**LISTED ENTRIES**:
* START *

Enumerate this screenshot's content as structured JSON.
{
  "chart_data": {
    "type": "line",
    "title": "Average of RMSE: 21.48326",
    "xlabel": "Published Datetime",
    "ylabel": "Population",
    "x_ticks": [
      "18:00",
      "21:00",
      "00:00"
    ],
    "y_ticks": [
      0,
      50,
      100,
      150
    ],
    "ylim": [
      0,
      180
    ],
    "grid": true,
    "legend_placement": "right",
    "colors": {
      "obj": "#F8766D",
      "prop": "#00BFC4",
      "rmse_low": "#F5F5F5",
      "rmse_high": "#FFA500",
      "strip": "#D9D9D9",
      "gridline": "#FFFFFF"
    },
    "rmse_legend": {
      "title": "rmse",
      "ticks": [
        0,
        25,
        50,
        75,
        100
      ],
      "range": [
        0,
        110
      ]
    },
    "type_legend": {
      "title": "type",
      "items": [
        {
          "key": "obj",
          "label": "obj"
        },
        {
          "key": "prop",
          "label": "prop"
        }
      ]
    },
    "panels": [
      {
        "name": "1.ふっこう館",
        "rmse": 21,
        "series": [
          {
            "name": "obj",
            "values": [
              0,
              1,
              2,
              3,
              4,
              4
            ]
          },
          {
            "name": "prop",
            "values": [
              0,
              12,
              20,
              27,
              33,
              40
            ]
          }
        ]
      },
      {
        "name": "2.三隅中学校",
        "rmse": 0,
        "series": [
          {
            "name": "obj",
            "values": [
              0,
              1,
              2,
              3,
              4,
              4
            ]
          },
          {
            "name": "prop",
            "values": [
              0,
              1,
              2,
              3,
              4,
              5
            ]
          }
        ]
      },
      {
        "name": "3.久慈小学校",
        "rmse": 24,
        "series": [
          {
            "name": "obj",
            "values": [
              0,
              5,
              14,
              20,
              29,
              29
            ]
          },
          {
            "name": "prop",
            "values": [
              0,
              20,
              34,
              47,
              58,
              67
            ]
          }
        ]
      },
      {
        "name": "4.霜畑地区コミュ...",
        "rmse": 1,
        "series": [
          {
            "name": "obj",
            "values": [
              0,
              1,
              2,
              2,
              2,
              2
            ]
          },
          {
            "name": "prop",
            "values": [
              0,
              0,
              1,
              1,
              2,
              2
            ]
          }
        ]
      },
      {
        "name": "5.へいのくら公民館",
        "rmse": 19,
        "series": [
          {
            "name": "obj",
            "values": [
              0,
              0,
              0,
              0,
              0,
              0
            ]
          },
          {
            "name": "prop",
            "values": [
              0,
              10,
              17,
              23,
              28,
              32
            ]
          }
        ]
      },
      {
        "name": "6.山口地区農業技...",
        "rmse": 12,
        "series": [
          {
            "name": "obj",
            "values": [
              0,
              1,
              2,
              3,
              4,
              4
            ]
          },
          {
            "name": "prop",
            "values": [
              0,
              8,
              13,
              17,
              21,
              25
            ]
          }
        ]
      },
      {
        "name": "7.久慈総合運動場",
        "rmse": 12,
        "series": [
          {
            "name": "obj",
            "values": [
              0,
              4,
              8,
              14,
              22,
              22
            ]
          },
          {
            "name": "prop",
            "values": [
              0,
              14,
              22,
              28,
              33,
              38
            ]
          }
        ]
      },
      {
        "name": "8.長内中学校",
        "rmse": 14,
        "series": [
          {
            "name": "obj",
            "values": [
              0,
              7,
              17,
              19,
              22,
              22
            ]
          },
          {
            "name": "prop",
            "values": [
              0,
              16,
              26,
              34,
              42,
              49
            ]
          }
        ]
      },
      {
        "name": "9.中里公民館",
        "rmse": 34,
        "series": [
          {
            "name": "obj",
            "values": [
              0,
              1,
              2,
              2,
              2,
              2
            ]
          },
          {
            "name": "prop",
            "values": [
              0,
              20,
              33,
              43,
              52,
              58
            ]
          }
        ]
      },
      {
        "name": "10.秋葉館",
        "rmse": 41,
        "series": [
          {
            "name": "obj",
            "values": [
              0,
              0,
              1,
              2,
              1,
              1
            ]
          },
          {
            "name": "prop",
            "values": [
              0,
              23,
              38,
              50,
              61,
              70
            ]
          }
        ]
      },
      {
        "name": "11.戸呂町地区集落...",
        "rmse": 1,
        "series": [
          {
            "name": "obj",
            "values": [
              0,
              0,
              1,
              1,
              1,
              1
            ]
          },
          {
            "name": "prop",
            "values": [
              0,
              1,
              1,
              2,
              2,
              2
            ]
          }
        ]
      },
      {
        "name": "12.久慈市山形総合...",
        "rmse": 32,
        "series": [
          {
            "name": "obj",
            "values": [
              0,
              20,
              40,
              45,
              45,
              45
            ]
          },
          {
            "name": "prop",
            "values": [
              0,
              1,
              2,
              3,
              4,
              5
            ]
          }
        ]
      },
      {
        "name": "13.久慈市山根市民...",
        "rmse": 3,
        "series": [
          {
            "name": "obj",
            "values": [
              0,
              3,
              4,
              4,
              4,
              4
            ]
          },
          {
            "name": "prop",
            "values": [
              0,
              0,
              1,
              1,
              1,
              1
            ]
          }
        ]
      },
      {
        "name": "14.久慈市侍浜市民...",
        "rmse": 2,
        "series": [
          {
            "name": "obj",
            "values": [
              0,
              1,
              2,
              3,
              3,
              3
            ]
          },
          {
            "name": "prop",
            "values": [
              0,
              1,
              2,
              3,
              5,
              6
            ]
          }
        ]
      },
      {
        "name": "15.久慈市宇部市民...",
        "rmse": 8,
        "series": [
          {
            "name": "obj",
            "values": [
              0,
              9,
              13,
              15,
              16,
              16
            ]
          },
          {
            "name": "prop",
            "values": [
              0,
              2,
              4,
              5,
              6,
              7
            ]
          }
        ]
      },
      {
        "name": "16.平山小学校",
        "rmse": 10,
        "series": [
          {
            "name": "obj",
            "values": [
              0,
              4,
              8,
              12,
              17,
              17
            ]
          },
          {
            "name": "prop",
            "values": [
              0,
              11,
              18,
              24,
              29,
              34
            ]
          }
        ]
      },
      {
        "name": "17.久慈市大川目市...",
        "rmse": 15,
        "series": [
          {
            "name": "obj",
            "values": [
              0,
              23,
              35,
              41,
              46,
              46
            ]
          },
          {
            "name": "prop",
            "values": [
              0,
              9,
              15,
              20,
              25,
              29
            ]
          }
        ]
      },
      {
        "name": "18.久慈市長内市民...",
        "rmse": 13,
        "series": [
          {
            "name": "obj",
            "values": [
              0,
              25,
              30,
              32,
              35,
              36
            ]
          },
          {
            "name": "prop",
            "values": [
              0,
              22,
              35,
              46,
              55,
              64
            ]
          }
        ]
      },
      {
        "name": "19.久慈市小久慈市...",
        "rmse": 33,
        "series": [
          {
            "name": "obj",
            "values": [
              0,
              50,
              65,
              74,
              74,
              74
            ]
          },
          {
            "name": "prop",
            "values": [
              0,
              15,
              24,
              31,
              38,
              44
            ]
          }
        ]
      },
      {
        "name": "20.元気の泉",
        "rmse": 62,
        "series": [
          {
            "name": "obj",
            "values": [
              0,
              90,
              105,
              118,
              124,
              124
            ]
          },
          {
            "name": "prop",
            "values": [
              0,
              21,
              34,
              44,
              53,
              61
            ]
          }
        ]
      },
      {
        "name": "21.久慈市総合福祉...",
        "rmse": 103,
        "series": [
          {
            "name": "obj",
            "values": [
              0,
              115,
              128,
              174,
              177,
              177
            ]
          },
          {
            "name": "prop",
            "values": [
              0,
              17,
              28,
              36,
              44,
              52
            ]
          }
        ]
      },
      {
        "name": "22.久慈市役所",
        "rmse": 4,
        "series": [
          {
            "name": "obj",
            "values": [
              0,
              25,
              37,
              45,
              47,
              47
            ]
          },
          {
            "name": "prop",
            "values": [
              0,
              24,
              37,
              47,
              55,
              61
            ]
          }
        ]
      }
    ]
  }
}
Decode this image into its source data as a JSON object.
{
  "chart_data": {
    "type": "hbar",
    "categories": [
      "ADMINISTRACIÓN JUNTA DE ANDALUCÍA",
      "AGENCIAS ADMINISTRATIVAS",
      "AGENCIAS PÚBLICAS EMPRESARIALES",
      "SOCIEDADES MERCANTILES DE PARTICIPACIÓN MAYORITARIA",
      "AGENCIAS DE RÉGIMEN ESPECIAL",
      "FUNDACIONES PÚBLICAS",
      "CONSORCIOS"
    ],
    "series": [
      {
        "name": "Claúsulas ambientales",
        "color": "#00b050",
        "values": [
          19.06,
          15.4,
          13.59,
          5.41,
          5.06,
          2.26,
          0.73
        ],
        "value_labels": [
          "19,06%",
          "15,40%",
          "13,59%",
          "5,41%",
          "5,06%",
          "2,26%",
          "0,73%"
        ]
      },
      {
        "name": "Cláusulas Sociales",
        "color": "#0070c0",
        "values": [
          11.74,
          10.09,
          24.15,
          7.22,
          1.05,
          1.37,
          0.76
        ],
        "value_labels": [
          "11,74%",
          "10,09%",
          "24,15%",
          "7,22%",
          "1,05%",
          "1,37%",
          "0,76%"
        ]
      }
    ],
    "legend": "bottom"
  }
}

* END *

**YOUR GOAL**:
Your task is to transcribe the line containing "Decode this image" and every line after it, through the last line of the data, exactly as written and with nothing more.

**TASK RESPONSE**:
Decode this image into its source data as a JSON object.
{
  "chart_data": {
    "type": "hbar",
    "categories": [
      "ADMINISTRACIÓN JUNTA DE ANDALUCÍA",
      "AGENCIAS ADMINISTRATIVAS",
      "AGENCIAS PÚBLICAS EMPRESARIALES",
      "SOCIEDADES MERCANTILES DE PARTICIPACIÓN MAYORITARIA",
      "AGENCIAS DE RÉGIMEN ESPECIAL",
      "FUNDACIONES PÚBLICAS",
      "CONSORCIOS"
    ],
    "series": [
      {
        "name": "Claúsulas ambientales",
        "color": "#00b050",
        "values": [
          19.06,
          15.4,
          13.59,
          5.41,
          5.06,
          2.26,
          0.73
        ],
        "value_labels": [
          "19,06%",
          "15,40%",
          "13,59%",
          "5,41%",
          "5,06%",
          "2,26%",
          "0,73%"
        ]
      },
      {
        "name": "Cláusulas Sociales",
        "color": "#0070c0",
        "values": [
          11.74,
          10.09,
          24.15,
          7.22,
          1.05,
          1.37,
          0.76
        ],
        "value_labels": [
          "11,74%",
          "10,09%",
          "24,15%",
          "7,22%",
          "1,05%",
          "1,37%",
          "0,76%"
        ]
      }
    ],
    "legend": "bottom"
  }
}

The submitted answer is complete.